**Requirements**.
Reproduce the lines of the data below verbatim, omitting the pictures from your answer.
-- Start Entries --
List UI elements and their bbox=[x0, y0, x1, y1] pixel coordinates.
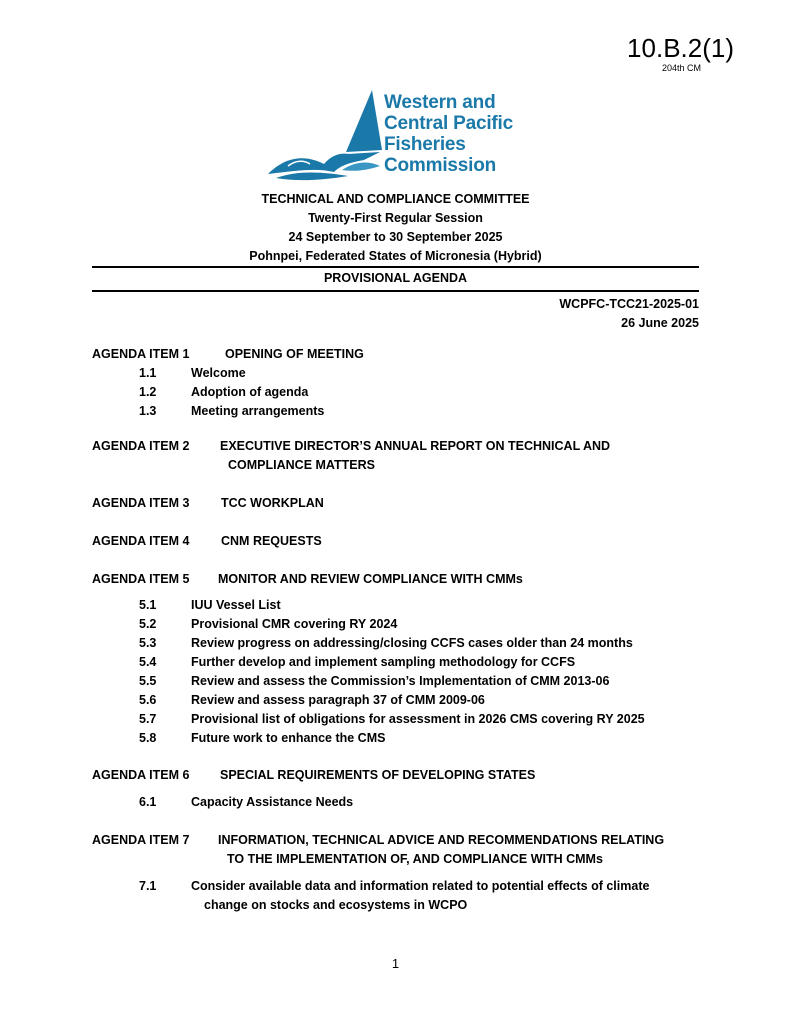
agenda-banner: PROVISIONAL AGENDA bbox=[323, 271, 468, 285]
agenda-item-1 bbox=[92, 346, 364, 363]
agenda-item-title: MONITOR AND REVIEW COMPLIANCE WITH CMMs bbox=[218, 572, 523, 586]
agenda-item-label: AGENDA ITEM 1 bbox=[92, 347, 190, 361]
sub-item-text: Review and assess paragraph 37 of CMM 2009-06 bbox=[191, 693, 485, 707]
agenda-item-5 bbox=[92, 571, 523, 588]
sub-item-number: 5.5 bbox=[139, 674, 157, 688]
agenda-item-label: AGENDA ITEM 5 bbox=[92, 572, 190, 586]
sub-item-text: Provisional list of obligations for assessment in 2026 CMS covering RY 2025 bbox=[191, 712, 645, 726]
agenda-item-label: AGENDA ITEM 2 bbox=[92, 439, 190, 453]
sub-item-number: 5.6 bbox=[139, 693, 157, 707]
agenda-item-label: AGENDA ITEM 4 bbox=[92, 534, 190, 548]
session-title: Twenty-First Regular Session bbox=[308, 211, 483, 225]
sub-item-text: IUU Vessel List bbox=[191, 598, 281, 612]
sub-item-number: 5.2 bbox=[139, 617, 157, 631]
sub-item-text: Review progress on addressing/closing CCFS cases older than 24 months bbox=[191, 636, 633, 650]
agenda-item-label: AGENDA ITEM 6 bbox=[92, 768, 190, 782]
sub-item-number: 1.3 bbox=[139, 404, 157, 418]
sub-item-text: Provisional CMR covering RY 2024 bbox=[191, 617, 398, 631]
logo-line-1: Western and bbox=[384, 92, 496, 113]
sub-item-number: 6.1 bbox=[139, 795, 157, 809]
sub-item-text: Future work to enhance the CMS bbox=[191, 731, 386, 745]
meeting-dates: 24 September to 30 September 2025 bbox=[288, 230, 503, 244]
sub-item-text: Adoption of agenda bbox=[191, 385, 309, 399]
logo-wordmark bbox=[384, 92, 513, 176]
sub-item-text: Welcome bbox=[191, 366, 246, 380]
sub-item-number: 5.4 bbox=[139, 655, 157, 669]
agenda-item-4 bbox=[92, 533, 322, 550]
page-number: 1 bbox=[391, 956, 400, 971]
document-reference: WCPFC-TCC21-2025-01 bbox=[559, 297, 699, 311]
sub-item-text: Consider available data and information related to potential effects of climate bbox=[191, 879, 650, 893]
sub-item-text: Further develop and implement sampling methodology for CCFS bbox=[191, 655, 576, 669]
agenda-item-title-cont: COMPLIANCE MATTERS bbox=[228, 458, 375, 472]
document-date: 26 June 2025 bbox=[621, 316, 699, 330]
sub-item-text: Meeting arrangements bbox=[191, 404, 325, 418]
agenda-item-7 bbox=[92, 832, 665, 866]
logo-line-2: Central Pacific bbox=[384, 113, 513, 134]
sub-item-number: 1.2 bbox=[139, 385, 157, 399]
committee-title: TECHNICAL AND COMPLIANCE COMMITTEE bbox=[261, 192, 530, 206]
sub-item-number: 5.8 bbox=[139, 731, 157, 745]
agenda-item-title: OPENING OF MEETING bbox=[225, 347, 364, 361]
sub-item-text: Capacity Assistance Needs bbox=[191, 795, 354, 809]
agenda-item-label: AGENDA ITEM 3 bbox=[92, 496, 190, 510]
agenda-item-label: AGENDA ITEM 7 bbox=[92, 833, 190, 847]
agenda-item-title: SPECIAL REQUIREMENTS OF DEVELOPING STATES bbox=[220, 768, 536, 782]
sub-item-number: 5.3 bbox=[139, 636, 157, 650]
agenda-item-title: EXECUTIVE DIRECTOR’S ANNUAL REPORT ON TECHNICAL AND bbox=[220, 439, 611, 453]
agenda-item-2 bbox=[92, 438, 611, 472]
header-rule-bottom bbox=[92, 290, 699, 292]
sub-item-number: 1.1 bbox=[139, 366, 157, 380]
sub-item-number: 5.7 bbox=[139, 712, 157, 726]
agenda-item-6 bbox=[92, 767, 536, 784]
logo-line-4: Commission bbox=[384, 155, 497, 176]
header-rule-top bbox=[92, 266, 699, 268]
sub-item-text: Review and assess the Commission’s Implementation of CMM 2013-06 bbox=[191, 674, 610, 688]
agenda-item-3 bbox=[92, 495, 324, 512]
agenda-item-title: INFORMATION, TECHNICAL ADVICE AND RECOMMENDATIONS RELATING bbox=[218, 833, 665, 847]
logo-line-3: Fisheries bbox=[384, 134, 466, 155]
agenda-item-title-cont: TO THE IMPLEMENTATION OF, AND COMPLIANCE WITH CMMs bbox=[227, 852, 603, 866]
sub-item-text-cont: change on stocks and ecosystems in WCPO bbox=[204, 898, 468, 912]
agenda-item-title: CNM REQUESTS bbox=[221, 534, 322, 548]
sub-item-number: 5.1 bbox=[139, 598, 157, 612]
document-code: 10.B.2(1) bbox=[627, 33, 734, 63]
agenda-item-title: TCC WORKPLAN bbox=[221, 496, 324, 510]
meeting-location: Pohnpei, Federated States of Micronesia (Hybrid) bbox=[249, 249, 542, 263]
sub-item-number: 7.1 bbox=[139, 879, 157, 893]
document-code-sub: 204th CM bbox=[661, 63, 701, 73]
-- End Entries --
**Result for this task**.
List UI elements and their bbox=[x0, y0, x1, y1] pixel coordinates.
agenda-banner: PROVISIONAL AGENDA bbox=[323, 271, 468, 285]
agenda-item-1 bbox=[92, 346, 364, 363]
agenda-item-title: MONITOR AND REVIEW COMPLIANCE WITH CMMs bbox=[218, 572, 523, 586]
agenda-item-label: AGENDA ITEM 1 bbox=[92, 347, 190, 361]
sub-item-text: Review and assess paragraph 37 of CMM 2009-06 bbox=[191, 693, 485, 707]
agenda-item-5 bbox=[92, 571, 523, 588]
sub-item-number: 5.5 bbox=[139, 674, 157, 688]
agenda-item-label: AGENDA ITEM 5 bbox=[92, 572, 190, 586]
sub-item-text: Provisional list of obligations for assessment in 2026 CMS covering RY 2025 bbox=[191, 712, 645, 726]
agenda-item-label: AGENDA ITEM 2 bbox=[92, 439, 190, 453]
sub-item-number: 5.6 bbox=[139, 693, 157, 707]
agenda-item-label: AGENDA ITEM 4 bbox=[92, 534, 190, 548]
session-title: Twenty-First Regular Session bbox=[308, 211, 483, 225]
sub-item-text: IUU Vessel List bbox=[191, 598, 281, 612]
sub-item-number: 5.2 bbox=[139, 617, 157, 631]
sub-item-text: Review progress on addressing/closing CCFS cases older than 24 months bbox=[191, 636, 633, 650]
agenda-item-label: AGENDA ITEM 6 bbox=[92, 768, 190, 782]
sub-item-number: 1.3 bbox=[139, 404, 157, 418]
sub-item-text: Provisional CMR covering RY 2024 bbox=[191, 617, 398, 631]
logo-line-1: Western and bbox=[384, 92, 496, 113]
sub-item-number: 6.1 bbox=[139, 795, 157, 809]
sub-item-text: Future work to enhance the CMS bbox=[191, 731, 386, 745]
meeting-dates: 24 September to 30 September 2025 bbox=[288, 230, 503, 244]
sub-item-text: Adoption of agenda bbox=[191, 385, 309, 399]
logo-wordmark bbox=[384, 92, 513, 176]
sub-item-text: Welcome bbox=[191, 366, 246, 380]
sub-item-number: 5.4 bbox=[139, 655, 157, 669]
agenda-item-4 bbox=[92, 533, 322, 550]
page-number: 1 bbox=[391, 956, 400, 971]
document-reference: WCPFC-TCC21-2025-01 bbox=[559, 297, 699, 311]
sub-item-text: Consider available data and information related to potential effects of climate bbox=[191, 879, 650, 893]
sub-item-text: Further develop and implement sampling methodology for CCFS bbox=[191, 655, 576, 669]
agenda-item-title-cont: COMPLIANCE MATTERS bbox=[228, 458, 375, 472]
document-date: 26 June 2025 bbox=[621, 316, 699, 330]
sub-item-text: Meeting arrangements bbox=[191, 404, 325, 418]
agenda-item-7 bbox=[92, 832, 665, 866]
logo-line-2: Central Pacific bbox=[384, 113, 513, 134]
sub-item-number: 1.2 bbox=[139, 385, 157, 399]
committee-title: TECHNICAL AND COMPLIANCE COMMITTEE bbox=[261, 192, 530, 206]
sub-item-number: 5.8 bbox=[139, 731, 157, 745]
agenda-item-title: OPENING OF MEETING bbox=[225, 347, 364, 361]
sub-item-text: Capacity Assistance Needs bbox=[191, 795, 354, 809]
agenda-item-label: AGENDA ITEM 3 bbox=[92, 496, 190, 510]
agenda-item-label: AGENDA ITEM 7 bbox=[92, 833, 190, 847]
agenda-item-title: SPECIAL REQUIREMENTS OF DEVELOPING STATES bbox=[220, 768, 536, 782]
sub-item-number: 5.3 bbox=[139, 636, 157, 650]
agenda-item-title: EXECUTIVE DIRECTOR’S ANNUAL REPORT ON TECHNICAL AND bbox=[220, 439, 611, 453]
agenda-item-2 bbox=[92, 438, 611, 472]
header-rule-bottom bbox=[92, 290, 699, 292]
sub-item-number: 1.1 bbox=[139, 366, 157, 380]
sub-item-number: 5.7 bbox=[139, 712, 157, 726]
agenda-item-6 bbox=[92, 767, 536, 784]
logo-line-4: Commission bbox=[384, 155, 497, 176]
header-rule-top bbox=[92, 266, 699, 268]
sub-item-text: Review and assess the Commission’s Implementation of CMM 2013-06 bbox=[191, 674, 610, 688]
agenda-item-3 bbox=[92, 495, 324, 512]
agenda-item-title: INFORMATION, TECHNICAL ADVICE AND RECOMMENDATIONS RELATING bbox=[218, 833, 665, 847]
logo-line-3: Fisheries bbox=[384, 134, 466, 155]
agenda-item-title-cont: TO THE IMPLEMENTATION OF, AND COMPLIANCE WITH CMMs bbox=[227, 852, 603, 866]
sub-item-text-cont: change on stocks and ecosystems in WCPO bbox=[204, 898, 468, 912]
agenda-item-title: CNM REQUESTS bbox=[221, 534, 322, 548]
sub-item-number: 5.1 bbox=[139, 598, 157, 612]
document-code: 10.B.2(1) bbox=[627, 33, 734, 63]
agenda-item-title: TCC WORKPLAN bbox=[221, 496, 324, 510]
meeting-location: Pohnpei, Federated States of Micronesia (Hybrid) bbox=[249, 249, 542, 263]
sub-item-number: 7.1 bbox=[139, 879, 157, 893]
document-code-sub: 204th CM bbox=[661, 63, 701, 73]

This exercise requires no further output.